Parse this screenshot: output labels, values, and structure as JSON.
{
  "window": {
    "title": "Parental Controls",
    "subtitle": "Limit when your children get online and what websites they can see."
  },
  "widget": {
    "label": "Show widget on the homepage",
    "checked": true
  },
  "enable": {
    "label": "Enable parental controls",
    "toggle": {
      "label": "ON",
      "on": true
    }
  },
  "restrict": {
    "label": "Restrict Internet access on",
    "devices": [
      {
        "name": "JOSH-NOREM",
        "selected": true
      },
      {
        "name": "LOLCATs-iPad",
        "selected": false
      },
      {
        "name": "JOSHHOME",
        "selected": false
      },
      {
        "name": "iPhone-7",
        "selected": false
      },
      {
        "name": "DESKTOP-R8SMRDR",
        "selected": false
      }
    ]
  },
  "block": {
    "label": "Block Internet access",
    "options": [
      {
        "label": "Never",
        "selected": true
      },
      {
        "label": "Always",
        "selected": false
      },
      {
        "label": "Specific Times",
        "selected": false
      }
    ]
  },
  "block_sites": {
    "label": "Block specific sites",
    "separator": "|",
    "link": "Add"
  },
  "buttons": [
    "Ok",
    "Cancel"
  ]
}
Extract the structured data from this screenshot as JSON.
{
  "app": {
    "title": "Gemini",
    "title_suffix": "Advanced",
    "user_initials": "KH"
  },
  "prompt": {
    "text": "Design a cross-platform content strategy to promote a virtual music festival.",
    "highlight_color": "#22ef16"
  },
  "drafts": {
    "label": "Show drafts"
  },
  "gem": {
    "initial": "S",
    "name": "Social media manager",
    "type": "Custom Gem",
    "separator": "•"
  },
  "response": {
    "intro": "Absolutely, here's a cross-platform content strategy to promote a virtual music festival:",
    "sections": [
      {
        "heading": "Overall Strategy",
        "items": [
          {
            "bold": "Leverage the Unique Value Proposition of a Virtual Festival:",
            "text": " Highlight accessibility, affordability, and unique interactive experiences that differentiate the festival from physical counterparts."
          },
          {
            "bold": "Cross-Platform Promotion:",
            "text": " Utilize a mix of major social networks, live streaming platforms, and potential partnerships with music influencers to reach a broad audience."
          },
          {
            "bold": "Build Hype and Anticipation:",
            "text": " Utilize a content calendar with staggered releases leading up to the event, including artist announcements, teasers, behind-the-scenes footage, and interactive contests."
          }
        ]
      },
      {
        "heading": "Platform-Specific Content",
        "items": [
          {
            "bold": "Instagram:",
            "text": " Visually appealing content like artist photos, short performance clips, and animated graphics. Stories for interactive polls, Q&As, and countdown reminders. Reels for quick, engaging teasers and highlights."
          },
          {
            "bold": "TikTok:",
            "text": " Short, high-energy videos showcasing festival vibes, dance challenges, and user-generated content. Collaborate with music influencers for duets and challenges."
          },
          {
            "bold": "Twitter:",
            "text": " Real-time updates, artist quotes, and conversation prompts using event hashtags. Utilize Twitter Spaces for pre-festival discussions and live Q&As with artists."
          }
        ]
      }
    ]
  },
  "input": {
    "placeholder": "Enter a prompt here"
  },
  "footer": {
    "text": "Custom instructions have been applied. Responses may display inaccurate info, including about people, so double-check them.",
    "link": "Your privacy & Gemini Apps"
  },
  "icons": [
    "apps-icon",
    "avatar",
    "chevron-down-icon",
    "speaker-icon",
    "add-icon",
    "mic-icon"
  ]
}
.....
_SET PROBLEM_. Type the material above out again, exactly.

_FINISHED ANSWER_.
Parse this screenshot: output labels, values, and structure as JSON.
{
  "window": {
    "title": "Parental Controls",
    "subtitle": "Limit when your children get online and what websites they can see."
  },
  "widget": {
    "label": "Show widget on the homepage",
    "checked": true
  },
  "enable": {
    "label": "Enable parental controls",
    "toggle": {
      "label": "ON",
      "on": true
    }
  },
  "restrict": {
    "label": "Restrict Internet access on",
    "devices": [
      {
        "name": "JOSH-NOREM",
        "selected": true
      },
      {
        "name": "LOLCATs-iPad",
        "selected": false
      },
      {
        "name": "JOSHHOME",
        "selected": false
      },
      {
        "name": "iPhone-7",
        "selected": false
      },
      {
        "name": "DESKTOP-R8SMRDR",
        "selected": false
      }
    ]
  },
  "block": {
    "label": "Block Internet access",
    "options": [
      {
        "label": "Never",
        "selected": true
      },
      {
        "label": "Always",
        "selected": false
      },
      {
        "label": "Specific Times",
        "selected": false
      }
    ]
  },
  "block_sites": {
    "label": "Block specific sites",
    "separator": "|",
    "link": "Add"
  },
  "buttons": [
    "Ok",
    "Cancel"
  ]
}
Extract the structured data from this screenshot as JSON.
{
  "app": {
    "title": "Gemini",
    "title_suffix": "Advanced",
    "user_initials": "KH"
  },
  "prompt": {
    "text": "Design a cross-platform content strategy to promote a virtual music festival.",
    "highlight_color": "#22ef16"
  },
  "drafts": {
    "label": "Show drafts"
  },
  "gem": {
    "initial": "S",
    "name": "Social media manager",
    "type": "Custom Gem",
    "separator": "•"
  },
  "response": {
    "intro": "Absolutely, here's a cross-platform content strategy to promote a virtual music festival:",
    "sections": [
      {
        "heading": "Overall Strategy",
        "items": [
          {
            "bold": "Leverage the Unique Value Proposition of a Virtual Festival:",
            "text": " Highlight accessibility, affordability, and unique interactive experiences that differentiate the festival from physical counterparts."
          },
          {
            "bold": "Cross-Platform Promotion:",
            "text": " Utilize a mix of major social networks, live streaming platforms, and potential partnerships with music influencers to reach a broad audience."
          },
          {
            "bold": "Build Hype and Anticipation:",
            "text": " Utilize a content calendar with staggered releases leading up to the event, including artist announcements, teasers, behind-the-scenes footage, and interactive contests."
          }
        ]
      },
      {
        "heading": "Platform-Specific Content",
        "items": [
          {
            "bold": "Instagram:",
            "text": " Visually appealing content like artist photos, short performance clips, and animated graphics. Stories for interactive polls, Q&As, and countdown reminders. Reels for quick, engaging teasers and highlights."
          },
          {
            "bold": "TikTok:",
            "text": " Short, high-energy videos showcasing festival vibes, dance challenges, and user-generated content. Collaborate with music influencers for duets and challenges."
          },
          {
            "bold": "Twitter:",
            "text": " Real-time updates, artist quotes, and conversation prompts using event hashtags. Utilize Twitter Spaces for pre-festival discussions and live Q&As with artists."
          }
        ]
      }
    ]
  },
  "input": {
    "placeholder": "Enter a prompt here"
  },
  "footer": {
    "text": "Custom instructions have been applied. Responses may display inaccurate info, including about people, so double-check them.",
    "link": "Your privacy & Gemini Apps"
  },
  "icons": [
    "apps-icon",
    "avatar",
    "chevron-down-icon",
    "speaker-icon",
    "add-icon",
    "mic-icon"
  ]
}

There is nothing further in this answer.